**STATED GOAL**
Your task is to copy every line of the records below that contains "data".

==== RECORDS FOR THIS TASK

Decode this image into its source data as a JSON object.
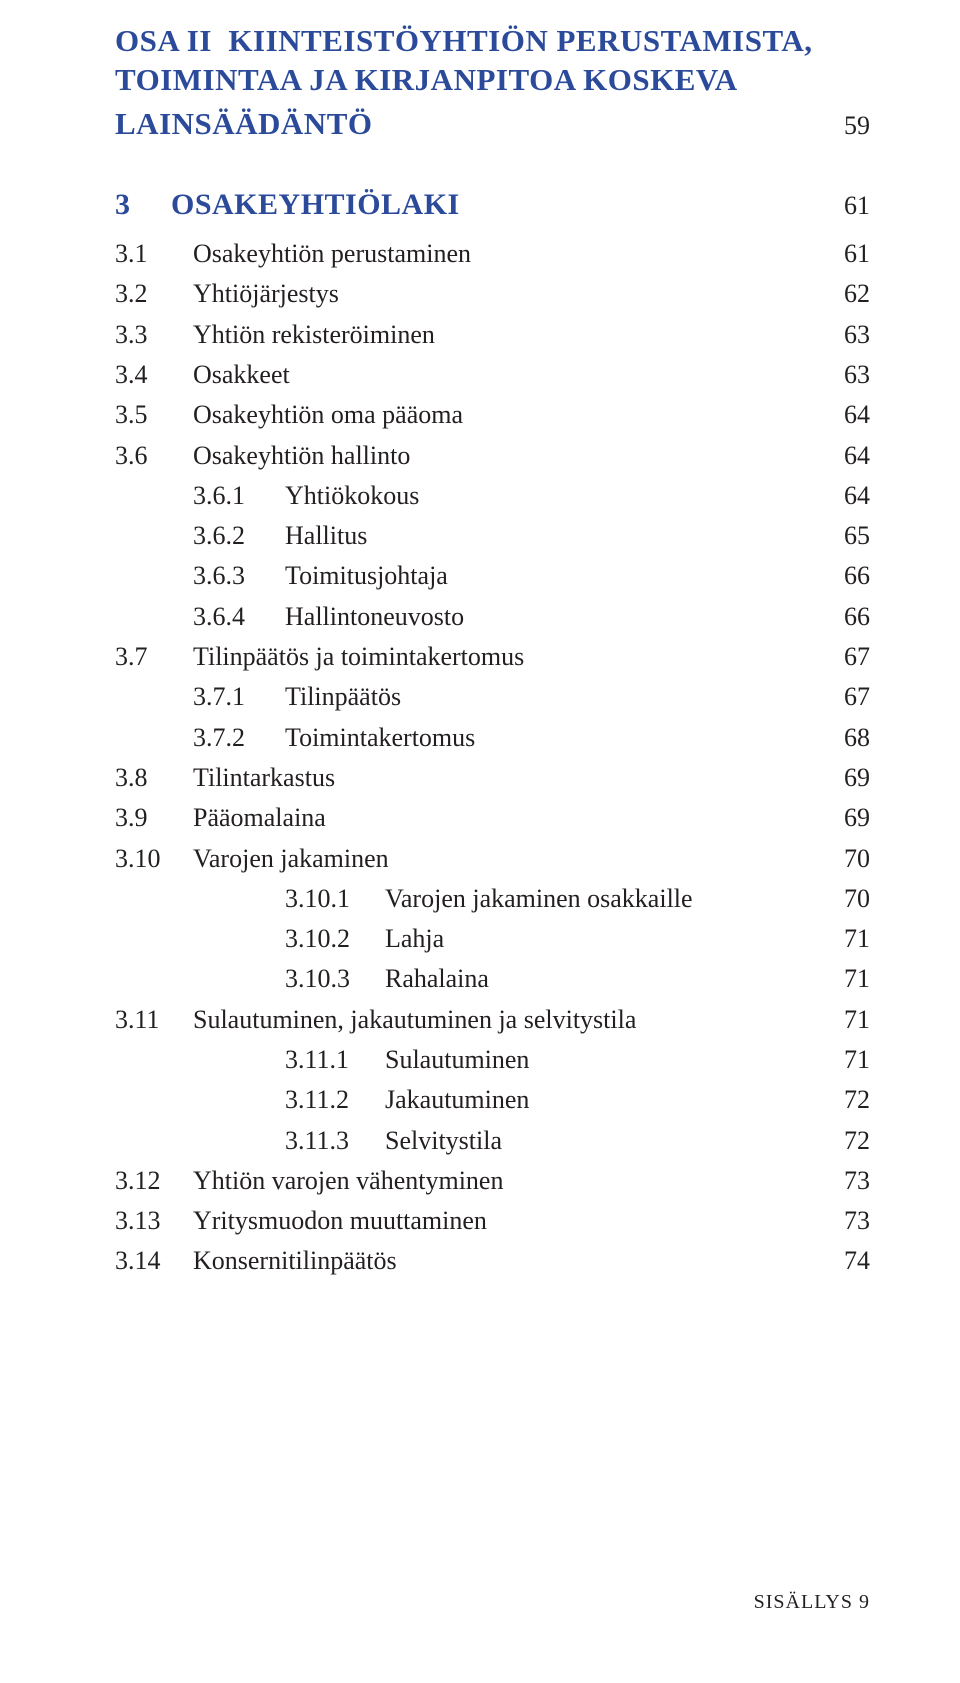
{
  "part": {
    "prefix": "OSA II",
    "line1": "KIINTEISTÖYHTIÖN PERUSTAMISTA,",
    "line2": "TOIMINTAA JA KIRJANPITOA KOSKEVA",
    "line3": "LAINSÄÄDÄNTÖ",
    "page": "59"
  },
  "chapter": {
    "num": "3",
    "label": "OSAKEYHTIÖLAKI",
    "page": "61"
  },
  "entries": [
    {
      "lvl": 1,
      "num": "3.1",
      "label": "Osakeyhtiön perustaminen",
      "page": "61"
    },
    {
      "lvl": 1,
      "num": "3.2",
      "label": "Yhtiöjärjestys",
      "page": "62"
    },
    {
      "lvl": 1,
      "num": "3.3",
      "label": "Yhtiön rekisteröiminen",
      "page": "63"
    },
    {
      "lvl": 1,
      "num": "3.4",
      "label": "Osakkeet",
      "page": "63"
    },
    {
      "lvl": 1,
      "num": "3.5",
      "label": "Osakeyhtiön oma pääoma",
      "page": "64"
    },
    {
      "lvl": 1,
      "num": "3.6",
      "label": "Osakeyhtiön hallinto",
      "page": "64"
    },
    {
      "lvl": 2,
      "num": "3.6.1",
      "label": "Yhtiökokous",
      "page": "64"
    },
    {
      "lvl": 2,
      "num": "3.6.2",
      "label": "Hallitus",
      "page": "65"
    },
    {
      "lvl": 2,
      "num": "3.6.3",
      "label": "Toimitusjohtaja",
      "page": "66"
    },
    {
      "lvl": 2,
      "num": "3.6.4",
      "label": "Hallintoneuvosto",
      "page": "66"
    },
    {
      "lvl": 1,
      "num": "3.7",
      "label": "Tilinpäätös ja toimintakertomus",
      "page": "67"
    },
    {
      "lvl": 2,
      "num": "3.7.1",
      "label": "Tilinpäätös",
      "page": "67"
    },
    {
      "lvl": 2,
      "num": "3.7.2",
      "label": "Toimintakertomus",
      "page": "68"
    },
    {
      "lvl": 1,
      "num": "3.8",
      "label": "Tilintarkastus",
      "page": "69"
    },
    {
      "lvl": 1,
      "num": "3.9",
      "label": "Pääomalaina",
      "page": "69"
    },
    {
      "lvl": 1,
      "num": "3.10",
      "label": "Varojen jakaminen",
      "page": "70"
    },
    {
      "lvl": 3,
      "num": "3.10.1",
      "label": "Varojen jakaminen osakkaille",
      "page": "70"
    },
    {
      "lvl": 3,
      "num": "3.10.2",
      "label": "Lahja",
      "page": "71"
    },
    {
      "lvl": 3,
      "num": "3.10.3",
      "label": "Rahalaina",
      "page": "71"
    },
    {
      "lvl": 1,
      "num": "3.11",
      "label": "Sulautuminen, jakautuminen ja selvitystila",
      "page": "71"
    },
    {
      "lvl": 3,
      "num": "3.11.1",
      "label": "Sulautuminen",
      "page": "71"
    },
    {
      "lvl": 3,
      "num": "3.11.2",
      "label": "Jakautuminen",
      "page": "72"
    },
    {
      "lvl": 3,
      "num": "3.11.3",
      "label": "Selvitystila",
      "page": "72"
    },
    {
      "lvl": 1,
      "num": "3.12",
      "label": "Yhtiön varojen vähentyminen",
      "page": "73"
    },
    {
      "lvl": 1,
      "num": "3.13",
      "label": "Yritysmuodon muuttaminen",
      "page": "73"
    },
    {
      "lvl": 1,
      "num": "3.14",
      "label": "Konsernitilinpäätös",
      "page": "74"
    }
  ],
  "footer": {
    "label": "SISÄLLYS",
    "page": "9"
  }
}
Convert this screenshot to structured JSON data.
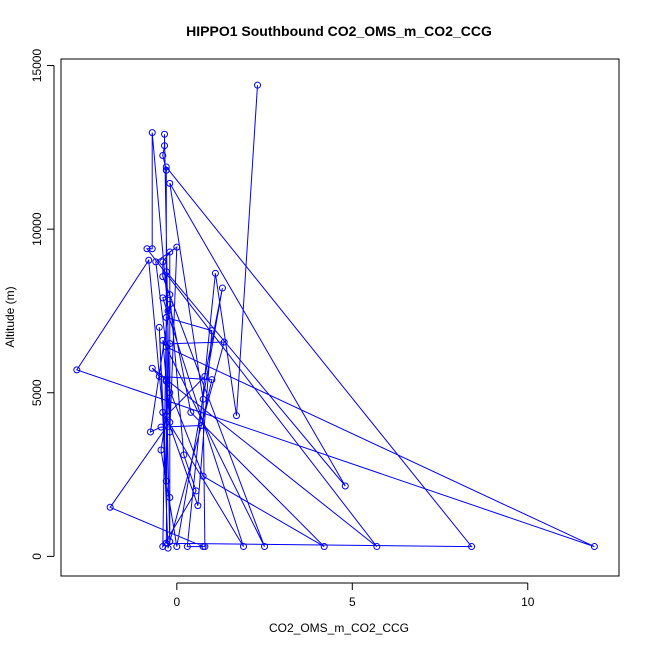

========

**SOLUTION**
Decode this image into its source data as a JSON object.
Convert this screenshot to structured JSON data.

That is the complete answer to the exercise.